== SUPPLIED MATERIAL ==

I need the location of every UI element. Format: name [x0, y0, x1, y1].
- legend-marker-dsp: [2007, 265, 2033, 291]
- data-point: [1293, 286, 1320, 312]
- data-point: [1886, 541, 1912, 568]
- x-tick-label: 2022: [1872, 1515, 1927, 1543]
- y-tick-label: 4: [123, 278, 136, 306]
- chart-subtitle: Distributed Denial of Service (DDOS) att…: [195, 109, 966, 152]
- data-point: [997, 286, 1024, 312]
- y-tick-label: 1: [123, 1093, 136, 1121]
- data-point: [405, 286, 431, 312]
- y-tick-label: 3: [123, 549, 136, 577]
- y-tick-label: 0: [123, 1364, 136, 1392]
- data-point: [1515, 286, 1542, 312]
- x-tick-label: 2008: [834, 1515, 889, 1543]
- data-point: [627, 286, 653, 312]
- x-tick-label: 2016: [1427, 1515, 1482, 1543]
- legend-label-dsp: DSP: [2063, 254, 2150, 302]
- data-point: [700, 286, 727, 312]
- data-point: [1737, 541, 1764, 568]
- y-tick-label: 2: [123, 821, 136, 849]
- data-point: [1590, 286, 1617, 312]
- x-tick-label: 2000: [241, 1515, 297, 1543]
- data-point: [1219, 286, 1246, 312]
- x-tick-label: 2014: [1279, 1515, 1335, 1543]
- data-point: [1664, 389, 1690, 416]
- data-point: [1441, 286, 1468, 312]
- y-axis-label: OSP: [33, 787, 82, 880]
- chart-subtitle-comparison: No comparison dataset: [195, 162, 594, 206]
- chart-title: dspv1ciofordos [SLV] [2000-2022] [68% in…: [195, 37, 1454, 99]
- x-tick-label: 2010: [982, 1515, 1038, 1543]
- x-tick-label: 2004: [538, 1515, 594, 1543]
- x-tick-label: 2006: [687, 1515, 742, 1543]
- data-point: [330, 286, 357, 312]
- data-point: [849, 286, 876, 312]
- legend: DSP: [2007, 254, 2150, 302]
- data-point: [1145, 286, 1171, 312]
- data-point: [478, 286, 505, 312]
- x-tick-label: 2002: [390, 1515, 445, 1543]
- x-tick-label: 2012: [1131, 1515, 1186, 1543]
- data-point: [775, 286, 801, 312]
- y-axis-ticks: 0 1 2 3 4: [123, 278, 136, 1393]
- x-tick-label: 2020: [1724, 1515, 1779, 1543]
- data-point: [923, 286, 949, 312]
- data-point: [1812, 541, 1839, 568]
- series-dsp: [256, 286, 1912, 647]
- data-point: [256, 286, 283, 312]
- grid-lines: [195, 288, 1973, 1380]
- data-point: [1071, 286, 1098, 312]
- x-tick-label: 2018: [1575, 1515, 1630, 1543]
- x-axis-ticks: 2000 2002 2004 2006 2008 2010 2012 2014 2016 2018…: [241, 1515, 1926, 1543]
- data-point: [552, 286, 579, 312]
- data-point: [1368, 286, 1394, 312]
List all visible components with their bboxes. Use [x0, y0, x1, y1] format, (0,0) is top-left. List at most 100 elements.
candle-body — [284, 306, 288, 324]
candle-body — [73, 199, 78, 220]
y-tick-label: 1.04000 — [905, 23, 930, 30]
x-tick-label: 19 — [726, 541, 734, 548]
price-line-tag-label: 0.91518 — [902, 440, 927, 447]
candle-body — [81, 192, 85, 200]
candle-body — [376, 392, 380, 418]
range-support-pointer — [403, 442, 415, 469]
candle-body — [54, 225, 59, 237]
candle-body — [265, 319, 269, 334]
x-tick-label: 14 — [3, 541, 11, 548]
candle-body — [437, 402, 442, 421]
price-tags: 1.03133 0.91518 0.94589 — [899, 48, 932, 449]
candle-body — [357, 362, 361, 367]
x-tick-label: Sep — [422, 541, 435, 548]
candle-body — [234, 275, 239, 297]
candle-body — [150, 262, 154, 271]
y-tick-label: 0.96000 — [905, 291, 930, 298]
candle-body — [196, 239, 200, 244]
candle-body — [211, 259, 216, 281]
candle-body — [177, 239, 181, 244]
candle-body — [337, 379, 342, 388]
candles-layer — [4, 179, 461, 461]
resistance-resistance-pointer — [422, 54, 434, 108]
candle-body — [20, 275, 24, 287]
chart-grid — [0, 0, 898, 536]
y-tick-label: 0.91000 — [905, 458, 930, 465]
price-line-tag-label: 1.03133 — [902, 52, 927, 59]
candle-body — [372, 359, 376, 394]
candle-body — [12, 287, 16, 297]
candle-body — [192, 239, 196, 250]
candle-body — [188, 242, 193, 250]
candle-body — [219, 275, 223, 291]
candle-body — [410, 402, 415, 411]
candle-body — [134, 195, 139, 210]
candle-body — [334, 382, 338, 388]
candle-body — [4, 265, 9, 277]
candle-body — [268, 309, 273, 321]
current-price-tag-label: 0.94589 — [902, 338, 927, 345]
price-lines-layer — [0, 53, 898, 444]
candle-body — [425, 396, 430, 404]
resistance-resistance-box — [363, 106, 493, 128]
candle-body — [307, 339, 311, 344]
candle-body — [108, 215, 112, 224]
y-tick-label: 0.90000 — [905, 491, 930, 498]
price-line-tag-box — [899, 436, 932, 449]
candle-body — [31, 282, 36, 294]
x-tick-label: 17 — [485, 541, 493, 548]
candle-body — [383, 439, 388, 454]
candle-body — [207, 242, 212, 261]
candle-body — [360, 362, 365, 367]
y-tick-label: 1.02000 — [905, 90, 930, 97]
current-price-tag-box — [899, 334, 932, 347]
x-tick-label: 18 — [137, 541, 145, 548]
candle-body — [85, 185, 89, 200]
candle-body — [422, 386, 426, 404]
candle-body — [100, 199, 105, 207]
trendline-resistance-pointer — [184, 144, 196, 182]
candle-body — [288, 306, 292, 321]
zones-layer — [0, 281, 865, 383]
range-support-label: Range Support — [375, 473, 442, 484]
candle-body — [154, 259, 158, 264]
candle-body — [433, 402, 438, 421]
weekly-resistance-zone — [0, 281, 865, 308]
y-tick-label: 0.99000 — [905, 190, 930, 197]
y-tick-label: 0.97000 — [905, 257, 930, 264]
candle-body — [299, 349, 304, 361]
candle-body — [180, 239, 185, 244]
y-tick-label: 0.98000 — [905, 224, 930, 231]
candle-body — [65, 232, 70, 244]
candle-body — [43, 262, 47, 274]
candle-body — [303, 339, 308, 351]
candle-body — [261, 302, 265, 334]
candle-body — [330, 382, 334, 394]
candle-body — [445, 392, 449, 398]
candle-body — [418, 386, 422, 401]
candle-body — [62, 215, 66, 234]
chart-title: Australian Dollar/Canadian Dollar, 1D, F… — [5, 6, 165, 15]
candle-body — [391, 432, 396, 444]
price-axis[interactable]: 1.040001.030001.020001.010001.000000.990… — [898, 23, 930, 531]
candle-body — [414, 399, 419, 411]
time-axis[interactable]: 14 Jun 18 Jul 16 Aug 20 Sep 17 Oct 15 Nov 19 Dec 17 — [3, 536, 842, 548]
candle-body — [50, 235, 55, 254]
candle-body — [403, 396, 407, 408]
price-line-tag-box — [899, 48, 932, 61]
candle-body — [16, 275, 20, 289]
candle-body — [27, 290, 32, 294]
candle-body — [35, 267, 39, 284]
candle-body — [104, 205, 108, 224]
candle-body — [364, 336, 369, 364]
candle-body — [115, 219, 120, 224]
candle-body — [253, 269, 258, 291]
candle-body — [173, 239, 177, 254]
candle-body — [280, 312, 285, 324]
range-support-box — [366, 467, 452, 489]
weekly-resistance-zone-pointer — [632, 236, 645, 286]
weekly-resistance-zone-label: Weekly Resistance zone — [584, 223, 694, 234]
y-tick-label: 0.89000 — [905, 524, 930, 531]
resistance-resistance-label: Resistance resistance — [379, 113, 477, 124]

===

GOAL
Copy the lines word for word, starting at the first line of the records and ending at the line that contains "- x-axis-ticks: 2000", including both.

TASK RESULT
I need the location of every UI element. Format: name [x0, y0, x1, y1].
- legend-marker-dsp: [2007, 265, 2033, 291]
- data-point: [1293, 286, 1320, 312]
- data-point: [1886, 541, 1912, 568]
- x-tick-label: 2022: [1872, 1515, 1927, 1543]
- y-tick-label: 4: [123, 278, 136, 306]
- chart-subtitle: Distributed Denial of Service (DDOS) att…: [195, 109, 966, 152]
- data-point: [997, 286, 1024, 312]
- y-tick-label: 1: [123, 1093, 136, 1121]
- data-point: [405, 286, 431, 312]
- y-tick-label: 3: [123, 549, 136, 577]
- y-tick-label: 0: [123, 1364, 136, 1392]
- data-point: [1515, 286, 1542, 312]
- x-tick-label: 2008: [834, 1515, 889, 1543]
- data-point: [627, 286, 653, 312]
- x-tick-label: 2016: [1427, 1515, 1482, 1543]
- legend-label-dsp: DSP: [2063, 254, 2150, 302]
- data-point: [700, 286, 727, 312]
- data-point: [1737, 541, 1764, 568]
- y-tick-label: 2: [123, 821, 136, 849]
- data-point: [1590, 286, 1617, 312]
- x-tick-label: 2000: [241, 1515, 297, 1543]
- data-point: [1219, 286, 1246, 312]
- x-tick-label: 2014: [1279, 1515, 1335, 1543]
- data-point: [1664, 389, 1690, 416]
- data-point: [1441, 286, 1468, 312]
- y-axis-label: OSP: [33, 787, 82, 880]
- chart-subtitle-comparison: No comparison dataset: [195, 162, 594, 206]
- chart-title: dspv1ciofordos [SLV] [2000-2022] [68% in…: [195, 37, 1454, 99]
- x-tick-label: 2010: [982, 1515, 1038, 1543]
- x-tick-label: 2004: [538, 1515, 594, 1543]
- x-tick-label: 2006: [687, 1515, 742, 1543]
- data-point: [330, 286, 357, 312]
- data-point: [849, 286, 876, 312]
- legend: DSP: [2007, 254, 2150, 302]
- data-point: [1145, 286, 1171, 312]
- data-point: [478, 286, 505, 312]
- x-tick-label: 2002: [390, 1515, 445, 1543]
- x-tick-label: 2012: [1131, 1515, 1186, 1543]
- data-point: [775, 286, 801, 312]
- y-axis-ticks: 0 1 2 3 4: [123, 278, 136, 1393]
- x-tick-label: 2020: [1724, 1515, 1779, 1543]
- data-point: [923, 286, 949, 312]
- data-point: [1812, 541, 1839, 568]
- series-dsp: [256, 286, 1912, 647]
- data-point: [256, 286, 283, 312]
- grid-lines: [195, 288, 1973, 1380]
- data-point: [1071, 286, 1098, 312]
- x-tick-label: 2018: [1575, 1515, 1630, 1543]
- x-axis-ticks: 2000 2002 2004 2006 2008 2010 2012 2014 2016 2018…: [241, 1515, 1926, 1543]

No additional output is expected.